*WHAT YOU SHOULD DO*: Render the records from their start through the line containing "y-tick-label: 0 bbox=[84, 865, 92, 882]" as a JSON list of strings, one string per line and no blank lines.

*DATA TO PROCESS*:
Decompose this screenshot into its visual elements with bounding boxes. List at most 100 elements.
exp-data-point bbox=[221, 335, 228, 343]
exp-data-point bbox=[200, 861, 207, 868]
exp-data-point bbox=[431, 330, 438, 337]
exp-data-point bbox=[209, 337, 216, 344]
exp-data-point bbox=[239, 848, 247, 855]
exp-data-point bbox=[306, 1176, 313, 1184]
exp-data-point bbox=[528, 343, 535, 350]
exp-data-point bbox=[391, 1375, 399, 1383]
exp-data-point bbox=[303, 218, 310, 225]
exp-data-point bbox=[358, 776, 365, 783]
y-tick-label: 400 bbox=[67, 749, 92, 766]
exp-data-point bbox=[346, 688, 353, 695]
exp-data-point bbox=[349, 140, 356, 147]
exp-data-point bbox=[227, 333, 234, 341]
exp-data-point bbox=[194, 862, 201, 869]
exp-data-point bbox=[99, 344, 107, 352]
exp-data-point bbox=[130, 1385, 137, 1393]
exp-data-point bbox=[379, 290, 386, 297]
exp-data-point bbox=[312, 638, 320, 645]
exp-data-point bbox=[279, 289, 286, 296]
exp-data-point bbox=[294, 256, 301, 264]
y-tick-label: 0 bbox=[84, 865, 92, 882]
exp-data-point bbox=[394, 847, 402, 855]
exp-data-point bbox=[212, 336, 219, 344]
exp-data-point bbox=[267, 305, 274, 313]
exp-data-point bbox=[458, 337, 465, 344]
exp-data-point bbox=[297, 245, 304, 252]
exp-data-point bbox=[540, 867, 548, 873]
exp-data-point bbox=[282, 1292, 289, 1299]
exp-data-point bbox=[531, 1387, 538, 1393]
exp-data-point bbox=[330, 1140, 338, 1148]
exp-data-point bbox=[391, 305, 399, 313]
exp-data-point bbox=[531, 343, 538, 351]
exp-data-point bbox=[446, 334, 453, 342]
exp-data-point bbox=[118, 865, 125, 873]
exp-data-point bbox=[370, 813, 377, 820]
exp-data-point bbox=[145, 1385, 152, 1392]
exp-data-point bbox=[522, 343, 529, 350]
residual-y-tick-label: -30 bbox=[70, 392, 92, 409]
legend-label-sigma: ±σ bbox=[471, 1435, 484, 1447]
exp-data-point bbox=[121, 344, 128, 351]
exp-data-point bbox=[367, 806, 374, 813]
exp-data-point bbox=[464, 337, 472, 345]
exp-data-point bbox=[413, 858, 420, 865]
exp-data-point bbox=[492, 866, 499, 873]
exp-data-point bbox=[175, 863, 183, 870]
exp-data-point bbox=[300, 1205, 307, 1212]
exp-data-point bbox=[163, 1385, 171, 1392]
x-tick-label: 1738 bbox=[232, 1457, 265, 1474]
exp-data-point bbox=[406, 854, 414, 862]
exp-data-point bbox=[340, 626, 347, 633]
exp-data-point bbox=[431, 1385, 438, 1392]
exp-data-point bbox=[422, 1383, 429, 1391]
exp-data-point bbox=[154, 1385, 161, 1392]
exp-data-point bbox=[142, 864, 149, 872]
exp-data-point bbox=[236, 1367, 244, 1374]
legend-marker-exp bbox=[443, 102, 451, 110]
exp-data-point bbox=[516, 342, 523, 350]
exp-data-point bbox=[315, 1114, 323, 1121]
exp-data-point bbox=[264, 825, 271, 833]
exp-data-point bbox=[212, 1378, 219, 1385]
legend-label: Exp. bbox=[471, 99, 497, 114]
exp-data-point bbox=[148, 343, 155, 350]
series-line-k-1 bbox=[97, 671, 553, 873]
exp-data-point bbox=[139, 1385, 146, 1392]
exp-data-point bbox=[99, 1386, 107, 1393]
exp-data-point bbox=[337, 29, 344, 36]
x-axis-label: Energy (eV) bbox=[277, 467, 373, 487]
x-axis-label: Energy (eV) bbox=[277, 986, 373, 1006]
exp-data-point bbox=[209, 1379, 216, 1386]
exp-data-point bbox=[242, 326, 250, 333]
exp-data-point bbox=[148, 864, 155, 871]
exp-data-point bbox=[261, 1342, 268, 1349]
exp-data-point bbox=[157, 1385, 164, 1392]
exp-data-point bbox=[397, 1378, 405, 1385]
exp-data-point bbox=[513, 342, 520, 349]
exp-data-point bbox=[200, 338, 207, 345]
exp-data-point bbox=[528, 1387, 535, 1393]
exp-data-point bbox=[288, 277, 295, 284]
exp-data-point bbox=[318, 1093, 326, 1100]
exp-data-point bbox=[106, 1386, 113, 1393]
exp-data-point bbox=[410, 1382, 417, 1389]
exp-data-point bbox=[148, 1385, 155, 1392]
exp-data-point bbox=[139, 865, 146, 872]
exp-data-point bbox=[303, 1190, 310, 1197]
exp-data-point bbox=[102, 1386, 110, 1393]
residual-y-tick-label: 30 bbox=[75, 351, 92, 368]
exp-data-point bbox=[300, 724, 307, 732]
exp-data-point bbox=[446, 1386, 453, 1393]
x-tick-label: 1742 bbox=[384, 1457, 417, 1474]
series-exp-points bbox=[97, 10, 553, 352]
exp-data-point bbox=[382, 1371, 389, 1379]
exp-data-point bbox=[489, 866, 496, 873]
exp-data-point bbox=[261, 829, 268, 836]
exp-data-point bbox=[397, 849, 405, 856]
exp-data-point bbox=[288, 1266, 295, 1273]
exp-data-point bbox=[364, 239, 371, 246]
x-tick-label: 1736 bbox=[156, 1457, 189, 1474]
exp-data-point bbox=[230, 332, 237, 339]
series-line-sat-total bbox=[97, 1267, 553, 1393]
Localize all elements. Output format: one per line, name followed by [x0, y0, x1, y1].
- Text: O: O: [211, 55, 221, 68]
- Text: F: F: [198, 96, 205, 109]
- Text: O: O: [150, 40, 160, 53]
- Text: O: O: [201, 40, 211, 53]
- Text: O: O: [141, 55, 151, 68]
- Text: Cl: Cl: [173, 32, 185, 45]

*ANSWER TO THE PROBLEM*:
[
  "Decompose this screenshot into its visual elements with bounding boxes. List at most 100 elements.",
  "exp-data-point bbox=[221, 335, 228, 343]",
  "exp-data-point bbox=[200, 861, 207, 868]",
  "exp-data-point bbox=[431, 330, 438, 337]",
  "exp-data-point bbox=[209, 337, 216, 344]",
  "exp-data-point bbox=[239, 848, 247, 855]",
  "exp-data-point bbox=[306, 1176, 313, 1184]",
  "exp-data-point bbox=[528, 343, 535, 350]",
  "exp-data-point bbox=[391, 1375, 399, 1383]",
  "exp-data-point bbox=[303, 218, 310, 225]",
  "exp-data-point bbox=[358, 776, 365, 783]",
  "y-tick-label: 400 bbox=[67, 749, 92, 766]",
  "exp-data-point bbox=[346, 688, 353, 695]",
  "exp-data-point bbox=[349, 140, 356, 147]",
  "exp-data-point bbox=[227, 333, 234, 341]",
  "exp-data-point bbox=[194, 862, 201, 869]",
  "exp-data-point bbox=[99, 344, 107, 352]",
  "exp-data-point bbox=[130, 1385, 137, 1393]",
  "exp-data-point bbox=[379, 290, 386, 297]",
  "exp-data-point bbox=[312, 638, 320, 645]",
  "exp-data-point bbox=[279, 289, 286, 296]",
  "exp-data-point bbox=[294, 256, 301, 264]",
  "y-tick-label: 0 bbox=[84, 865, 92, 882]"
]